▶ _Task prompt_: Retype the records below word for word and omit any image.

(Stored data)

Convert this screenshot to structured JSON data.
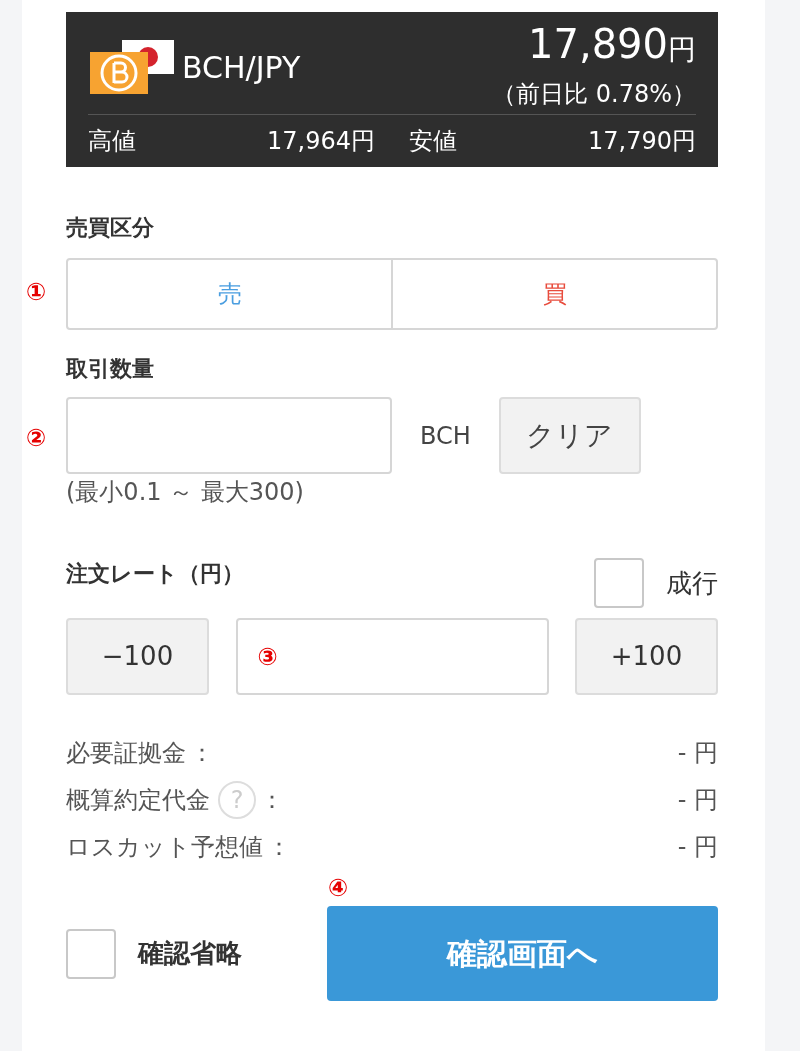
{
  "ticker": {
    "pair": "BCH/JPY",
    "price": "17,890",
    "price_unit": "円",
    "change": "（前日比 0.78%）",
    "high_label": "高値",
    "high": "17,964円",
    "low_label": "安値",
    "low": "17,790円"
  },
  "side": {
    "label": "売買区分",
    "marker": "①",
    "options": [
      {
        "label": "売",
        "selected": false,
        "color": "#4a9ee0"
      },
      {
        "label": "買",
        "selected": false,
        "color": "#e84c3d"
      }
    ]
  },
  "quantity": {
    "label": "取引数量",
    "marker": "②",
    "unit": "BCH",
    "clear_button": "クリア",
    "hint": "(最小0.1 ～ 最大300)"
  },
  "rate": {
    "label": "注文レート（円）",
    "market": {
      "label": "成行",
      "checked": false
    },
    "minus_button": "−100",
    "plus_button": "+100",
    "marker": "③"
  },
  "summary": [
    {
      "label": "必要証拠金",
      "suffix": "：",
      "value": "- 円"
    },
    {
      "label": "概算約定代金",
      "help_icon": "?",
      "suffix": "：",
      "value": "- 円"
    },
    {
      "label": "ロスカット予想値",
      "suffix": "：",
      "value": "- 円"
    }
  ],
  "footer": {
    "skip_confirm": {
      "label": "確認省略",
      "checked": false
    },
    "marker": "④",
    "submit": "確認画面へ"
  }
}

▶ _Output of the task_:
Convert this screenshot to structured JSON data.
{
  "ticker": {
    "pair": "BCH/JPY",
    "price": "17,890",
    "price_unit": "円",
    "change": "（前日比 0.78%）",
    "high_label": "高値",
    "high": "17,964円",
    "low_label": "安値",
    "low": "17,790円"
  },
  "side": {
    "label": "売買区分",
    "marker": "①",
    "options": [
      {
        "label": "売",
        "selected": false,
        "color": "#4a9ee0"
      },
      {
        "label": "買",
        "selected": false,
        "color": "#e84c3d"
      }
    ]
  },
  "quantity": {
    "label": "取引数量",
    "marker": "②",
    "unit": "BCH",
    "clear_button": "クリア",
    "hint": "(最小0.1 ～ 最大300)"
  },
  "rate": {
    "label": "注文レート（円）",
    "market": {
      "label": "成行",
      "checked": false
    },
    "minus_button": "−100",
    "plus_button": "+100",
    "marker": "③"
  },
  "summary": [
    {
      "label": "必要証拠金",
      "suffix": "：",
      "value": "- 円"
    },
    {
      "label": "概算約定代金",
      "help_icon": "?",
      "suffix": "：",
      "value": "- 円"
    },
    {
      "label": "ロスカット予想値",
      "suffix": "：",
      "value": "- 円"
    }
  ],
  "footer": {
    "skip_confirm": {
      "label": "確認省略",
      "checked": false
    },
    "marker": "④",
    "submit": "確認画面へ"
  }
}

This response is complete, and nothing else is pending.